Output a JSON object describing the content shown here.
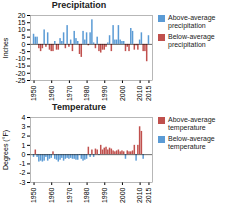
{
  "chart_data": [
    {
      "type": "bar",
      "title": "Precipitation",
      "ylabel": "Inches",
      "x": [
        1950,
        1951,
        1952,
        1953,
        1954,
        1955,
        1956,
        1957,
        1958,
        1959,
        1960,
        1961,
        1962,
        1963,
        1964,
        1965,
        1966,
        1967,
        1968,
        1969,
        1970,
        1971,
        1972,
        1973,
        1974,
        1975,
        1976,
        1977,
        1978,
        1979,
        1980,
        1981,
        1982,
        1983,
        1984,
        1985,
        1986,
        1987,
        1988,
        1989,
        1990,
        1991,
        1992,
        1993,
        1994,
        1995,
        1996,
        1997,
        1998,
        1999,
        2000,
        2001,
        2002,
        2003,
        2004,
        2005,
        2006,
        2007,
        2008,
        2009,
        2010,
        2011,
        2012,
        2013,
        2014,
        2015
      ],
      "series": [
        {
          "name": "Above-average precipitation",
          "color": "#5b9bd5",
          "values": [
            7,
            5,
            5,
            null,
            null,
            null,
            10,
            null,
            8,
            null,
            null,
            null,
            2,
            null,
            null,
            4,
            2,
            8,
            null,
            13,
            null,
            3,
            null,
            9,
            4,
            2,
            null,
            null,
            9,
            3,
            8,
            null,
            8,
            17,
            1,
            null,
            5,
            null,
            null,
            null,
            null,
            null,
            1,
            6,
            null,
            13,
            3,
            3,
            13,
            3,
            2,
            2,
            null,
            null,
            null,
            11,
            9,
            null,
            null,
            null,
            3,
            8,
            null,
            null,
            null,
            6
          ]
        },
        {
          "name": "Below-average precipitation",
          "color": "#c0504d",
          "values": [
            null,
            null,
            null,
            -3,
            -5,
            -3,
            null,
            -2,
            null,
            -4,
            -5,
            -5,
            null,
            -4,
            -4,
            null,
            null,
            null,
            -3,
            null,
            -2,
            null,
            -5,
            null,
            null,
            null,
            -7,
            -9,
            null,
            null,
            null,
            -1,
            null,
            null,
            null,
            -3,
            null,
            -5,
            -6,
            -4,
            -4,
            -2,
            null,
            null,
            -5,
            null,
            null,
            null,
            null,
            null,
            null,
            null,
            -5,
            -2,
            -5,
            null,
            null,
            -4,
            -1,
            -4,
            null,
            null,
            -5,
            -5,
            -12,
            null
          ]
        }
      ],
      "xlim": [
        1948,
        2017
      ],
      "xticks": [
        1950,
        1960,
        1970,
        1980,
        1990,
        2000,
        2010,
        2015
      ],
      "ylim": [
        -25,
        20
      ],
      "yticks": [
        20,
        15,
        10,
        5,
        0,
        -5,
        -10,
        -15,
        -20,
        -25
      ],
      "grid": false,
      "legend": "right"
    },
    {
      "type": "bar",
      "title": "Temperature",
      "ylabel": "Degrees (°F)",
      "x": [
        1950,
        1951,
        1952,
        1953,
        1954,
        1955,
        1956,
        1957,
        1958,
        1959,
        1960,
        1961,
        1962,
        1963,
        1964,
        1965,
        1966,
        1967,
        1968,
        1969,
        1970,
        1971,
        1972,
        1973,
        1974,
        1975,
        1976,
        1977,
        1978,
        1979,
        1980,
        1981,
        1982,
        1983,
        1984,
        1985,
        1986,
        1987,
        1988,
        1989,
        1990,
        1991,
        1992,
        1993,
        1994,
        1995,
        1996,
        1997,
        1998,
        1999,
        2000,
        2001,
        2002,
        2003,
        2004,
        2005,
        2006,
        2007,
        2008,
        2009,
        2010,
        2011,
        2012,
        2013,
        2014,
        2015
      ],
      "series": [
        {
          "name": "Above-average temperature",
          "color": "#c0504d",
          "values": [
            null,
            0.5,
            null,
            null,
            null,
            null,
            null,
            null,
            null,
            null,
            null,
            0.3,
            null,
            null,
            null,
            null,
            null,
            null,
            null,
            null,
            null,
            null,
            null,
            null,
            null,
            null,
            null,
            null,
            null,
            null,
            null,
            0.8,
            null,
            0.5,
            null,
            0.6,
            0.5,
            null,
            1.0,
            0.5,
            0.7,
            0.8,
            0.5,
            0.7,
            0.6,
            0.4,
            0.3,
            0.4,
            0.5,
            0.3,
            0.4,
            0.3,
            null,
            0.4,
            0.3,
            0.3,
            0.4,
            1.0,
            null,
            1.0,
            3.0,
            2.5,
            null,
            0.0,
            0.0,
            0.0
          ]
        },
        {
          "name": "Below-average temperature",
          "color": "#5b9bd5",
          "values": [
            -0.3,
            null,
            -0.3,
            -0.8,
            -0.7,
            -0.8,
            -0.7,
            -0.3,
            -0.7,
            -0.5,
            -0.4,
            null,
            -0.5,
            -0.6,
            -0.8,
            -0.6,
            -0.4,
            -0.7,
            -0.5,
            -0.4,
            -0.5,
            -0.4,
            -0.5,
            -0.5,
            -0.6,
            -0.6,
            -0.1,
            -0.5,
            -0.7,
            -0.6,
            -0.5,
            null,
            -0.3,
            null,
            -0.3,
            null,
            null,
            -0.1,
            null,
            null,
            null,
            null,
            null,
            null,
            null,
            null,
            null,
            null,
            null,
            null,
            null,
            null,
            -0.5,
            null,
            null,
            null,
            null,
            null,
            -0.7,
            null,
            null,
            null,
            -0.5,
            null,
            null,
            null
          ]
        }
      ],
      "xlim": [
        1948,
        2017
      ],
      "xticks": [
        1950,
        1960,
        1970,
        1980,
        1990,
        2000,
        2010,
        2015
      ],
      "ylim": [
        -3,
        4
      ],
      "yticks": [
        4,
        3,
        2,
        1,
        0,
        -1,
        -2,
        -3
      ],
      "grid": false,
      "legend": "right"
    }
  ]
}
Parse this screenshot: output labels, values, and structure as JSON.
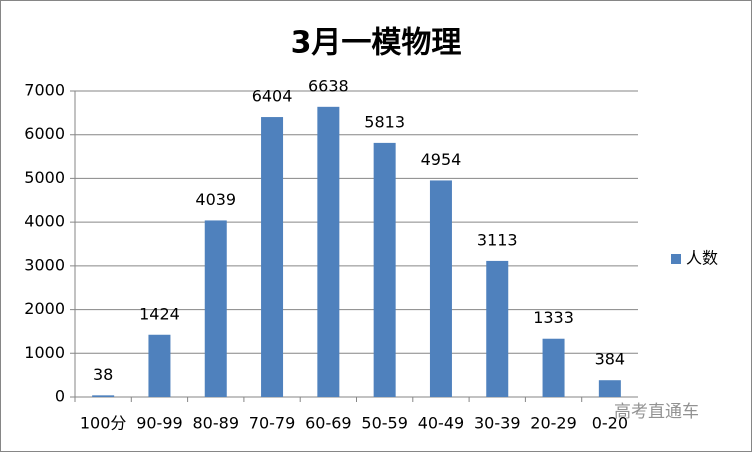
{
  "chart_data": {
    "type": "bar",
    "title": "3月一模物理",
    "categories": [
      "100分",
      "90-99",
      "80-89",
      "70-79",
      "60-69",
      "50-59",
      "40-49",
      "30-39",
      "20-29",
      "0-20"
    ],
    "series": [
      {
        "name": "人数",
        "color": "#4f81bd",
        "values": [
          38,
          1424,
          4039,
          6404,
          6638,
          5813,
          4954,
          3113,
          1333,
          384
        ]
      }
    ],
    "ylim": [
      0,
      7000
    ],
    "yticks": [
      0,
      1000,
      2000,
      3000,
      4000,
      5000,
      6000,
      7000
    ],
    "grid": true,
    "legend": "right",
    "watermark": "高考直通车"
  }
}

——————

The task: Your copy should consist only of the lines from the line holding "Parse this screenshot: output" through the final line of the listing above, both included, with all pictures omitted.

Completed task:
Parse this screenshot: output labels, values, and structure as JSON.
{
  "chart_data": {
    "type": "bar",
    "title": "3月一模物理",
    "categories": [
      "100分",
      "90-99",
      "80-89",
      "70-79",
      "60-69",
      "50-59",
      "40-49",
      "30-39",
      "20-29",
      "0-20"
    ],
    "series": [
      {
        "name": "人数",
        "color": "#4f81bd",
        "values": [
          38,
          1424,
          4039,
          6404,
          6638,
          5813,
          4954,
          3113,
          1333,
          384
        ]
      }
    ],
    "ylim": [
      0,
      7000
    ],
    "yticks": [
      0,
      1000,
      2000,
      3000,
      4000,
      5000,
      6000,
      7000
    ],
    "grid": true,
    "legend": "right",
    "watermark": "高考直通车"
  }
}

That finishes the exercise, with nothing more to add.